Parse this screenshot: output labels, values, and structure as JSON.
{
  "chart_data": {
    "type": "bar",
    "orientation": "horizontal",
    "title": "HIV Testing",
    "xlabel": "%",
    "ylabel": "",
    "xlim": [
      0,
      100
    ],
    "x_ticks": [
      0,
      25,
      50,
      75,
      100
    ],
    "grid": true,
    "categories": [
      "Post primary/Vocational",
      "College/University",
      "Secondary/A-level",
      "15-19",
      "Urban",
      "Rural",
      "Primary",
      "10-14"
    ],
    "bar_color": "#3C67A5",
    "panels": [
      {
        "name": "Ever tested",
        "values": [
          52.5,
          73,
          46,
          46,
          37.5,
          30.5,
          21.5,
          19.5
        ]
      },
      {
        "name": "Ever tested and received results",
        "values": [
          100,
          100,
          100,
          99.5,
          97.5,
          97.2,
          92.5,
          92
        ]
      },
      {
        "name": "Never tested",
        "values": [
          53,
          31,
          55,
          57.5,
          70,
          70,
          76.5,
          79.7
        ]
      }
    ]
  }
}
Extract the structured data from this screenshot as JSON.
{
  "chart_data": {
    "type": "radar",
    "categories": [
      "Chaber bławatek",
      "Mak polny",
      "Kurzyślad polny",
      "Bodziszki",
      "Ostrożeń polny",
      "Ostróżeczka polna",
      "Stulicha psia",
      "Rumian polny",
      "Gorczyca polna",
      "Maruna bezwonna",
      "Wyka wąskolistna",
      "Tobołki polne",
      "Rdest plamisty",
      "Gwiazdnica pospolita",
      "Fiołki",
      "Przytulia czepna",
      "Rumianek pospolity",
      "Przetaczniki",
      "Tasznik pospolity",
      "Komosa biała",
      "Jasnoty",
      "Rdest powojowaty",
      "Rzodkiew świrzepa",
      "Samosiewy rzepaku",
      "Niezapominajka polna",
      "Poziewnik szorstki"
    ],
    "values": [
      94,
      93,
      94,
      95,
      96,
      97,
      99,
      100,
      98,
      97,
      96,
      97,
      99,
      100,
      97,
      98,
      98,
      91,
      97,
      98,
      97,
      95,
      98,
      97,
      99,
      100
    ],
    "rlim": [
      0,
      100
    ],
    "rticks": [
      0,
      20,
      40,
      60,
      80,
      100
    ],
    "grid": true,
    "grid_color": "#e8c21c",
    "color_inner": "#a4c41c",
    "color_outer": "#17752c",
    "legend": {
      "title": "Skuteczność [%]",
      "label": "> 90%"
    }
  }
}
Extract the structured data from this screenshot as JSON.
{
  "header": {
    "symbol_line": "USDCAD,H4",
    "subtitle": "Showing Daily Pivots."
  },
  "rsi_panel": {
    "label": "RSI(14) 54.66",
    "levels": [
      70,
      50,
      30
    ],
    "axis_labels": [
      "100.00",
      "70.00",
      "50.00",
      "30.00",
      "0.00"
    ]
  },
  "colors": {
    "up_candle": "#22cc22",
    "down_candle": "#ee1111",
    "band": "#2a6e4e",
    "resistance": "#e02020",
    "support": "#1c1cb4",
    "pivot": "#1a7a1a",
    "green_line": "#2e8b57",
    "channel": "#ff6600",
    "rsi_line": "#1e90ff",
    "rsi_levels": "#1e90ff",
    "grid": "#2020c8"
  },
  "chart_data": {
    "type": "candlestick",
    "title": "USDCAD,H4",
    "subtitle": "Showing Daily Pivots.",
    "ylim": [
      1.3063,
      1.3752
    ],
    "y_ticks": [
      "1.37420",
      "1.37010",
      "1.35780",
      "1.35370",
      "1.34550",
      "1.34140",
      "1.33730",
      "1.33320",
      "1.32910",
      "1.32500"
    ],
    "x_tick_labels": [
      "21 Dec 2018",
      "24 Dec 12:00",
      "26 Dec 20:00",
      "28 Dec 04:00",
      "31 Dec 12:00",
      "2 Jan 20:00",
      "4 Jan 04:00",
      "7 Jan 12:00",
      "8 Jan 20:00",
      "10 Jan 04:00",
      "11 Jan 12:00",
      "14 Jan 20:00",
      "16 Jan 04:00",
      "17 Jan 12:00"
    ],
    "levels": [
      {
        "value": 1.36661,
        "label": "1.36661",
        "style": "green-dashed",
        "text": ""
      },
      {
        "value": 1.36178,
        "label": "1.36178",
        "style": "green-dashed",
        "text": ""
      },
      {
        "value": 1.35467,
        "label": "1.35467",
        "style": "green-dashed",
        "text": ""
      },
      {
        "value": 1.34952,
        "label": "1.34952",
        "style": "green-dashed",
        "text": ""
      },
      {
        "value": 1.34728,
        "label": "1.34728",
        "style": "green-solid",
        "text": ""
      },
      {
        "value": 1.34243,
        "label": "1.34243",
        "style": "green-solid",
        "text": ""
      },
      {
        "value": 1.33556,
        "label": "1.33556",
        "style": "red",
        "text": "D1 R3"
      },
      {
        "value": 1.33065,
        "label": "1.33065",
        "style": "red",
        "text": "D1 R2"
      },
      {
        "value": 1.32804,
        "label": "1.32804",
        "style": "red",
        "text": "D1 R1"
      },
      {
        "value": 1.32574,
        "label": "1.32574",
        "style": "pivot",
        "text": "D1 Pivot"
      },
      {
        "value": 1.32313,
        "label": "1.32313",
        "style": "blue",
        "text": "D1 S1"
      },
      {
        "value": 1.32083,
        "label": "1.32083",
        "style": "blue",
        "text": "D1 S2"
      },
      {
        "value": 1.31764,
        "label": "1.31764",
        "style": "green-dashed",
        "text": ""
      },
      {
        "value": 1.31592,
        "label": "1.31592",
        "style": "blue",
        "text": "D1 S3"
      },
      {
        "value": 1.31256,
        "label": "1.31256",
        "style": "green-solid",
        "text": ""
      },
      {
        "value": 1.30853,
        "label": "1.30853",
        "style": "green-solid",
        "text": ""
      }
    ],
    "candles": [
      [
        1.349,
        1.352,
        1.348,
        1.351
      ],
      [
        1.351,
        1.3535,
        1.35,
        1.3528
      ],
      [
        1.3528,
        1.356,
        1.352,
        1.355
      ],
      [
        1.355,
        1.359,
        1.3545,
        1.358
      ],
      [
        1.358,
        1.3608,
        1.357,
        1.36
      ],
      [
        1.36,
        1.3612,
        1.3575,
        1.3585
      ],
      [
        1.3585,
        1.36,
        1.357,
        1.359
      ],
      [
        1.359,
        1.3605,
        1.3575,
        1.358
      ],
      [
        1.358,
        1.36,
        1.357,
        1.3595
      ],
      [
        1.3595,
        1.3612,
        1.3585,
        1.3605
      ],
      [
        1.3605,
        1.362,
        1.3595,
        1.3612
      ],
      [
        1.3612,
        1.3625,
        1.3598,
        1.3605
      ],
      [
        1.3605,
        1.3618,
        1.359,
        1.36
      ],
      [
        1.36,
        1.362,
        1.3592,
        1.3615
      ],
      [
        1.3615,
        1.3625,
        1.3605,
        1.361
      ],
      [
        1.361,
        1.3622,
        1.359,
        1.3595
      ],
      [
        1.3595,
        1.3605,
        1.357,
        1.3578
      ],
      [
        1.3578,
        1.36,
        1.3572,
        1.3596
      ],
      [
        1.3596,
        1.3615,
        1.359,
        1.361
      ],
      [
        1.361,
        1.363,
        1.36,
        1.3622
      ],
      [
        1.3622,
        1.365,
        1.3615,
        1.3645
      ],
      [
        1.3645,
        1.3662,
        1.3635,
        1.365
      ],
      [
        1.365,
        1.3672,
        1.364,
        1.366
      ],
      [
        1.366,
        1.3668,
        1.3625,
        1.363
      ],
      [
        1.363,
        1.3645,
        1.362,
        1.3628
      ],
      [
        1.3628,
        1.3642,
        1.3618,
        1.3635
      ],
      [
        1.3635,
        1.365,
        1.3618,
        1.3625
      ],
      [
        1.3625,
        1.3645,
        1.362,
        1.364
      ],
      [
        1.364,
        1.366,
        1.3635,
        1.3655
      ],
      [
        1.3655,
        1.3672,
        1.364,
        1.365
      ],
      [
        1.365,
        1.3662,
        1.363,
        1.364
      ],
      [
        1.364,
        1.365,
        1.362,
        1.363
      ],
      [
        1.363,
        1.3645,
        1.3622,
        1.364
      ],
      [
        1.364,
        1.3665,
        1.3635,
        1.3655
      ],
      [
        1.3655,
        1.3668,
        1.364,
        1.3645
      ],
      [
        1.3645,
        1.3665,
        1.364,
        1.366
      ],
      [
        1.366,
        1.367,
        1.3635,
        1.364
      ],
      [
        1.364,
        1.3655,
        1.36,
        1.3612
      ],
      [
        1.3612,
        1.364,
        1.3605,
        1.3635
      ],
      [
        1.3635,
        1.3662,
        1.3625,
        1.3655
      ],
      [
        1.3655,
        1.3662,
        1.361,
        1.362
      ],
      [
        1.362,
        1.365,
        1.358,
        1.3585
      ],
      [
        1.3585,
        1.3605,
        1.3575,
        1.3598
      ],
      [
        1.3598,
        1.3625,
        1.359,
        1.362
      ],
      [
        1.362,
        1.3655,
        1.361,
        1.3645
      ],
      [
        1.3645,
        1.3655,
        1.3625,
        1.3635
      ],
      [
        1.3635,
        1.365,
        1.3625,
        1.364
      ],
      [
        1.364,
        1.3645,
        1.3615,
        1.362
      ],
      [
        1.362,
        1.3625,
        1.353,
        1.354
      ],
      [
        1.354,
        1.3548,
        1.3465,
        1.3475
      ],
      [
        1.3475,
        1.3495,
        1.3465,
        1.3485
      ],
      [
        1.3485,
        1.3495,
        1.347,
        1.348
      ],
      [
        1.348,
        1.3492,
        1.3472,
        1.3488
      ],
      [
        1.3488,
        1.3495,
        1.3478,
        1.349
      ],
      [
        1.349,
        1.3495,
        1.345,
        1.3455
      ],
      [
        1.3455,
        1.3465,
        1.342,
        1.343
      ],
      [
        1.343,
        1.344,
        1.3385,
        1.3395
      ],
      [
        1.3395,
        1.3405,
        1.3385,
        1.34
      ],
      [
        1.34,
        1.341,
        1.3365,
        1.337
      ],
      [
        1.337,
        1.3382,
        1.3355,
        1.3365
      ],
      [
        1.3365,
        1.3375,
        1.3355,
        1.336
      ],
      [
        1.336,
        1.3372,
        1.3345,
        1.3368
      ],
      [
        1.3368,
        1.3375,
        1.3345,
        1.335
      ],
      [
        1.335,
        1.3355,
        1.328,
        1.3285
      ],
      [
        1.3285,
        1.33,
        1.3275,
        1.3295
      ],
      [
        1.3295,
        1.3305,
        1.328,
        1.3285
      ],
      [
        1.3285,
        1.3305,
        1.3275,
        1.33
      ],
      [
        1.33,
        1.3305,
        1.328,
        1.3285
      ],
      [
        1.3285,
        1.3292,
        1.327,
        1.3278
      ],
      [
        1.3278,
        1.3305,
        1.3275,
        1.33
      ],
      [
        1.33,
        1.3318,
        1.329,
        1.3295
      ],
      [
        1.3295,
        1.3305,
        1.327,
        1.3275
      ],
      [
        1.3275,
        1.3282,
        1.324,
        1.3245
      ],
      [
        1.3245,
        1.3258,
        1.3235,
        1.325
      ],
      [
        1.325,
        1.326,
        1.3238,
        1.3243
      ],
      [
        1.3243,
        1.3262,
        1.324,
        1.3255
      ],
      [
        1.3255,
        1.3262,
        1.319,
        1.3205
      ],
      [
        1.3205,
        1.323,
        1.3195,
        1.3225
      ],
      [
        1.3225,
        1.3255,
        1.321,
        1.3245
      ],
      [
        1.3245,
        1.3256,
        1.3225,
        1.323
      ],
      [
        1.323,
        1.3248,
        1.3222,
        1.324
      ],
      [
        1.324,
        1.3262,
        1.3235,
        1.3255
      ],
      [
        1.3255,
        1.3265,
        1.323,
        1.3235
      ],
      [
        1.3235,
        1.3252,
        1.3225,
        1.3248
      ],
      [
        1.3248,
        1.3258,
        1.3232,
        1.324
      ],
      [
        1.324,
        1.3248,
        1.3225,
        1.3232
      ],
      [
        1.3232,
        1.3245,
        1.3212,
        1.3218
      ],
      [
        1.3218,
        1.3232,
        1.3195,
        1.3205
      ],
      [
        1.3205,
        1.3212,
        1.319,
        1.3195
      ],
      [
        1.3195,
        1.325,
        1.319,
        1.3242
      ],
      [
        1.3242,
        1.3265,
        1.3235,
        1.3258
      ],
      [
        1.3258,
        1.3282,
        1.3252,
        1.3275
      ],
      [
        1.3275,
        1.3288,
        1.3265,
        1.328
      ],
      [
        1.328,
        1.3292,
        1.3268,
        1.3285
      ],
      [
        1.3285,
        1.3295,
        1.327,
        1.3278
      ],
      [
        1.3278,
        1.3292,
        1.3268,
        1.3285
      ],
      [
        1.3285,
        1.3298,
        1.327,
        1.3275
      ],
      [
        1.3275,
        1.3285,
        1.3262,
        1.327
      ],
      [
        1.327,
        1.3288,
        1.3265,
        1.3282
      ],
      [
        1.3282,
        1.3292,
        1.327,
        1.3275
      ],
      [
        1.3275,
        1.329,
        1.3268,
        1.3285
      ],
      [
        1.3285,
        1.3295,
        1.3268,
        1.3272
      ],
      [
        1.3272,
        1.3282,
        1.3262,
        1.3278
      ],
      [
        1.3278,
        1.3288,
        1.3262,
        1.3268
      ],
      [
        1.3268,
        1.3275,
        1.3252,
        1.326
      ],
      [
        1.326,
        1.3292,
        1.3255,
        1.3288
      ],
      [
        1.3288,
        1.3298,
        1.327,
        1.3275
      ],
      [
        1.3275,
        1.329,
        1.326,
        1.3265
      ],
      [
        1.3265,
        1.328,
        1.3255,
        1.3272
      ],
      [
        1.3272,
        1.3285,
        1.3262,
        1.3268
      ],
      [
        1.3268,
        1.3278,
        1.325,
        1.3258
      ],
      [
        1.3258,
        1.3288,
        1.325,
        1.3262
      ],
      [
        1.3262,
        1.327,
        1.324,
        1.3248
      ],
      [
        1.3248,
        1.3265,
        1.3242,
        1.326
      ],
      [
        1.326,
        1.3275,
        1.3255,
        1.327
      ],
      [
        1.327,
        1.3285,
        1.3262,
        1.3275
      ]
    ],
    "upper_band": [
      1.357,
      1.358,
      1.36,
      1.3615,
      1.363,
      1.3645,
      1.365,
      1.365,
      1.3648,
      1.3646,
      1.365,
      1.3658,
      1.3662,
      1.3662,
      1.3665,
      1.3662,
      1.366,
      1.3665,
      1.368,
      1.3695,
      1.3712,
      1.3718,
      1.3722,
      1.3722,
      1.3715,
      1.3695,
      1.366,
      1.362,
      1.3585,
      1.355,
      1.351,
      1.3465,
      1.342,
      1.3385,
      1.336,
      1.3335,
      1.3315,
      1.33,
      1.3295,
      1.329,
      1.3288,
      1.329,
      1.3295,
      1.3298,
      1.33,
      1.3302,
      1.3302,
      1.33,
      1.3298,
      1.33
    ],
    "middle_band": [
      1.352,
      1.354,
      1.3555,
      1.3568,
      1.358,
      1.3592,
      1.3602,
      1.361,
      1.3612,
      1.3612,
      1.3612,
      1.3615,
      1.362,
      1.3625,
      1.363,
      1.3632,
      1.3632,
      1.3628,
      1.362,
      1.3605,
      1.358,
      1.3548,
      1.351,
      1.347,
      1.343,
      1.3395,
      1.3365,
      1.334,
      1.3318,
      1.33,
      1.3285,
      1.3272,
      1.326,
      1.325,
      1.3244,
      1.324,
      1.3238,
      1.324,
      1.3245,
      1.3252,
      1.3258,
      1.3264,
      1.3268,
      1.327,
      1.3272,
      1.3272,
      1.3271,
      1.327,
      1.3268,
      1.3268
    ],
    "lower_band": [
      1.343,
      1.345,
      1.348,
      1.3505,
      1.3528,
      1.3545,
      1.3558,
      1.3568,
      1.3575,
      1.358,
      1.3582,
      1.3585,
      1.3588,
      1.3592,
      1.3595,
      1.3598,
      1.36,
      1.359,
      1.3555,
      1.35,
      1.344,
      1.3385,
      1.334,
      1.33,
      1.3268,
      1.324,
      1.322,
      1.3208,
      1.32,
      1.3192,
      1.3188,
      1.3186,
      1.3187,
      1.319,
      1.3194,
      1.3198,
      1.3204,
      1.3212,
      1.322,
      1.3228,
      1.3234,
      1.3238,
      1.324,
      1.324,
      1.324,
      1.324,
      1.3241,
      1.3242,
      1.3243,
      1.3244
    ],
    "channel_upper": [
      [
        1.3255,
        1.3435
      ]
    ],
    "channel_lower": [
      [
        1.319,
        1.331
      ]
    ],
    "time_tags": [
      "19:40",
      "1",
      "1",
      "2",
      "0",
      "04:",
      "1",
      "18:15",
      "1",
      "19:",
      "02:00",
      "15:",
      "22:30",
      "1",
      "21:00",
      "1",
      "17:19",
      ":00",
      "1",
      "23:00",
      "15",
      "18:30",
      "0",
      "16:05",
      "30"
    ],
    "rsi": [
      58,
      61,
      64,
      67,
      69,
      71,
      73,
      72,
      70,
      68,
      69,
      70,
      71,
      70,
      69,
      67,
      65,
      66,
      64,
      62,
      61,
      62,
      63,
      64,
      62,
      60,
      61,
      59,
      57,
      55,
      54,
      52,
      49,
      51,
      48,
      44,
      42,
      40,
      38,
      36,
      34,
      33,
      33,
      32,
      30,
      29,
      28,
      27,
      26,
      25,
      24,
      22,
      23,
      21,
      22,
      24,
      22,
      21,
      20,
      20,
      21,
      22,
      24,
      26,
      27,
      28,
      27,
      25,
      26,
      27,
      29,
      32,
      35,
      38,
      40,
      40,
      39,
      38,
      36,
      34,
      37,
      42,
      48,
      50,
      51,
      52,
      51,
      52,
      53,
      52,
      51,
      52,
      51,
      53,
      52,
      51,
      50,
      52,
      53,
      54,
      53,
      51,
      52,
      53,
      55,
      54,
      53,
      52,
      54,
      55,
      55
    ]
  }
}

— TASK GOAL —
From the data above, show each line that contains "polny".

— CORRECT RESULT —
      "Mak polny",
      "Kurzyślad polny",
      "Ostrożeń polny",
      "Rumian polny",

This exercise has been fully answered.